Items from a figure collection:
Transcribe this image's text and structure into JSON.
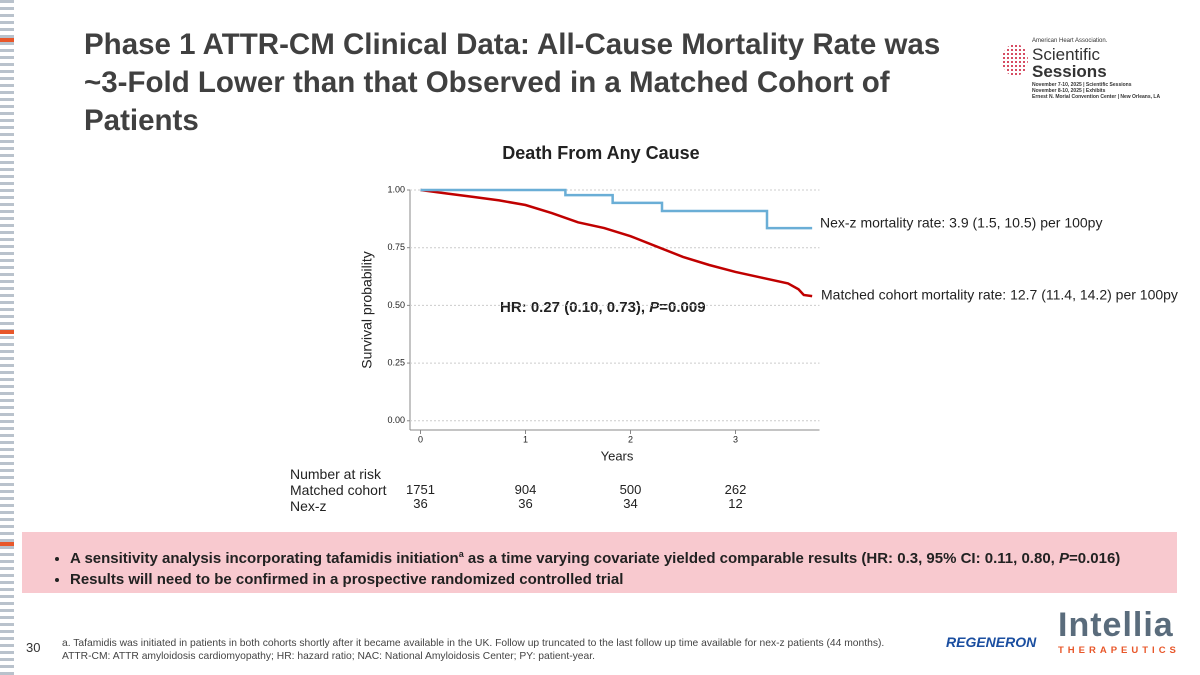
{
  "slide_title": "Phase 1 ATTR-CM Clinical Data: All-Cause Mortality Rate was ~3-Fold Lower than that Observed in a Matched Cohort of Patients",
  "chart_data": {
    "type": "line",
    "step": true,
    "title": "Death From Any Cause",
    "x_label": "Years",
    "y_label": "Survival probability",
    "xlim": [
      -0.1,
      3.8
    ],
    "ylim": [
      -0.04,
      1.0
    ],
    "xticks": [
      0,
      1,
      2,
      3
    ],
    "yticks": [
      {
        "value": 0,
        "label": "0.00"
      },
      {
        "value": 0.25,
        "label": "0.25"
      },
      {
        "value": 0.5,
        "label": "0.50"
      },
      {
        "value": 0.75,
        "label": "0.75"
      },
      {
        "value": 1,
        "label": "1.00"
      }
    ],
    "grid": true,
    "series": [
      {
        "name": "Matched cohort",
        "color": "#c00000",
        "x": [
          0,
          0.25,
          0.5,
          0.75,
          1.0,
          1.25,
          1.5,
          1.75,
          2.0,
          2.25,
          2.5,
          2.75,
          3.0,
          3.25,
          3.5,
          3.6,
          3.65,
          3.73
        ],
        "values": [
          1.0,
          0.985,
          0.97,
          0.955,
          0.935,
          0.9,
          0.86,
          0.835,
          0.8,
          0.755,
          0.71,
          0.675,
          0.645,
          0.62,
          0.595,
          0.57,
          0.545,
          0.54
        ],
        "at_risk": [
          "1751",
          "904",
          "500",
          "262"
        ]
      },
      {
        "name": "Nex-z",
        "color": "#6aaed6",
        "x": [
          0,
          1.38,
          1.38,
          1.83,
          1.83,
          2.3,
          2.3,
          3.3,
          3.3,
          3.73
        ],
        "values": [
          1,
          1,
          0.978,
          0.978,
          0.944,
          0.944,
          0.909,
          0.909,
          0.835,
          0.835
        ],
        "at_risk": [
          "36",
          "36",
          "34",
          "12"
        ]
      }
    ],
    "annotations": [
      "Nex-z mortality rate: 3.9 (1.5, 10.5) per 100py",
      "Matched cohort mortality rate: 12.7 (11.4, 14.2) per 100py"
    ],
    "hr_text": [
      "HR: 0.27 (0.10, 0.73), ",
      "P",
      "=0.009"
    ]
  },
  "risk_title": "Number at risk",
  "bullets": [
    [
      "A sensitivity analysis incorporating tafamidis initiation",
      "a",
      " as a time varying covariate yielded comparable results (HR: 0.3, 95% CI: 0.11, 0.80, ",
      "P",
      "=0.016)"
    ],
    [
      "Results will need to be confirmed in a prospective randomized controlled trial"
    ]
  ],
  "footnotes": [
    "a. Tafamidis was initiated in patients in both cohorts shortly after it became available in the UK. Follow up truncated to the last follow up time available for nex-z patients (44 months).",
    "ATTR-CM: ATTR amyloidosis cardiomyopathy; HR: hazard ratio; NAC: National Amyloidosis Center; PY: patient-year."
  ],
  "page_number": "30",
  "logo_aha": [
    "American Heart Association.",
    "Scientific",
    "Sessions",
    "November 7-10, 2025 | Scientific Sessions",
    "November 8-10, 2025 | Exhibits",
    "Ernest N. Morial Convention Center | New Orleans, LA"
  ],
  "logo_regeneron": "REGENERON",
  "logo_intellia": [
    "Intellia",
    "THERAPEUTICS"
  ]
}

[AIM OF THE EXERCISE]:
Go through the records above and copy every line with the word "time".

[SOLUTION TO THIS PROBLEM]:
      " as a time varying covariate yielded comparable results (HR: 0.3, 95% CI: 0.11, 0.80, ",
    "a. Tafamidis was initiated in patients in both cohorts shortly after it became available in the UK. Follow up truncated to the last follow up time available for nex-z patients (44 months).",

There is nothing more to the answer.